+++ 提示本文 +++

論壇

開業10年 歯科医療における変化を考察する

久喜市 渋谷 由之
 日本の歯科診療報酬制度は、国民皆保険制度のもとで医療の質と公平性を担保する重要な仕組みである。診療報酬は2年ごとに改定され、医療技術の進歩や社会情勢に応じて点数が見直されてきた。2015年以降、歯科診療報酬は微増傾向にあり、2024年の改定では「ベースアップ評価料」や「医療DX推進加算」などが新設された。特に注目すべきは、歯科外来・在宅ベースアップ評価料で、初診時に10点、再診時に2点が加算される仕組みが導入されたことである。
 歯科診療報酬の中でも基本的な項目である初診料と再診料の推移を見ると、2015年時点では初診料が234点、再診料が48点であったのに対し、2025年には初診料が264点、再診料が56点へとそれぞれ増加している。この10年間で初診料は約13%、再診料は約17%の上昇となっており、物価上昇率とほぼ同程度の伸びであるが、材料費や人件費の高騰を考慮すると、診療報酬の実質的な価値はむしろ低下しているといえる。物価高騰の影響は大きい。
 2015年から2025年にかけて、日本の消費者物価指数(CPI)は約13%上昇し、特に2022年以降のインフレ傾向は顕著である。歯科材料の多くは輸入品であり、金銀パラジウム合金(金パラ)やセラミックなどの価格は過去最高水準を更新し続けている。保険診療であっても歯科医院の負担が増加している。

+++ 提供データ +++

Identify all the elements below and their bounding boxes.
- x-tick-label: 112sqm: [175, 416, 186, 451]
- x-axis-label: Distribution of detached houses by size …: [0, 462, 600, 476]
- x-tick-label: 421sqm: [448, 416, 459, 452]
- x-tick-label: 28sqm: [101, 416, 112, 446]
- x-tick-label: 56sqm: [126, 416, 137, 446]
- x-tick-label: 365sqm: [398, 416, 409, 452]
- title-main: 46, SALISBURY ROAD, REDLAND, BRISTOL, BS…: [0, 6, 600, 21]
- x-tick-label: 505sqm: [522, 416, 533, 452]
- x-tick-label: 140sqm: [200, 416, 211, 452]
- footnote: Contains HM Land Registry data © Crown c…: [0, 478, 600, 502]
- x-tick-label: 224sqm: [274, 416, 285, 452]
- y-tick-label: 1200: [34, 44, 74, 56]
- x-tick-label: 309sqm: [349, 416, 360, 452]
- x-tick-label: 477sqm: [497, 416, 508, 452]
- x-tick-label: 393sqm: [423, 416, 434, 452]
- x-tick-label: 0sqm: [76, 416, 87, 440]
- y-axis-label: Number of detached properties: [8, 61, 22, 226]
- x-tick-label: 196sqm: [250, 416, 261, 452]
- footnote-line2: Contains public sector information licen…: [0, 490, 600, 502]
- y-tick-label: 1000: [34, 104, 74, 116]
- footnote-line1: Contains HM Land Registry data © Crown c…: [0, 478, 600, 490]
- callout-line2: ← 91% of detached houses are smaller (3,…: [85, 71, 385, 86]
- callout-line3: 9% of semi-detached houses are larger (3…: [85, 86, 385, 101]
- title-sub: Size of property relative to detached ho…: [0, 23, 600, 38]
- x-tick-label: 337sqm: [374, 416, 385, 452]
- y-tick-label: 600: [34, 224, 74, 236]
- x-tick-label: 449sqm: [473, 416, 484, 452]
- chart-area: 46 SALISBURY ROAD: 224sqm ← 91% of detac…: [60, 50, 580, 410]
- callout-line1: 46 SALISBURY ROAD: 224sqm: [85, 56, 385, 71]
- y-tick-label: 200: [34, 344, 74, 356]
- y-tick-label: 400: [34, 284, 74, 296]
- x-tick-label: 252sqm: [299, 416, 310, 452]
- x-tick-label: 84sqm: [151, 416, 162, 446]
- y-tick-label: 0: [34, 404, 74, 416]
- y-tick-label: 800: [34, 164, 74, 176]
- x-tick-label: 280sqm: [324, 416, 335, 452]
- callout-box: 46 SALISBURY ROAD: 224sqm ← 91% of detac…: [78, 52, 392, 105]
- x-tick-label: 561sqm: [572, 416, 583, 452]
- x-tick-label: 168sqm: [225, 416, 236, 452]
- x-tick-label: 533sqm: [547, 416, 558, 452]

+++

▸ **本文を活用**
[1] 歯科医療の変化を考察する本文から、「開業10年 歯科医療における変化を考察する」と「る。物価高騰の影響は大きい。」の間を、両端の語句も含めて一字一句変えずに書き写してください。
[2] 歯科医療の変化を考察する本文に、診療報酬の点数として出てくる数値をすべて挙げてください。
これらのレコードは使いません。

▸ **回答一覧**
[1]
開業10年 歯科医療における変化を考察する

久喜市 渋谷 由之
 日本の歯科診療報酬制度は、国民皆保険制度のもとで医療の質と公平性を担保する重要な仕組みである。診療報酬は2年ごとに改定され、医療技術の進歩や社会情勢に応じて点数が見直されてきた。2015年以降、歯科診療報酬は微増傾向にあり、2024年の改定では「ベースアップ評価料」や「医療DX推進加算」などが新設された。特に注目すべきは、歯科外来・在宅ベースアップ評価料で、初診時に10点、再診時に2点が加算される仕組みが導入されたことである。
 歯科診療報酬の中でも基本的な項目である初診料と再診料の推移を見ると、2015年時点では初診料が234点、再診料が48点であったのに対し、2025年には初診料が264点、再診料が56点へとそれぞれ増加している。この10年間で初診料は約13%、再診料は約17%の上昇となっており、物価上昇率とほぼ同程度の伸びであるが、材料費や人件費の高騰を考慮すると、診療報酬の実質的な価値はむしろ低下しているといえる。物価高騰の影響は大きい。

[2] 10点、2点、234点、48点、264点、56点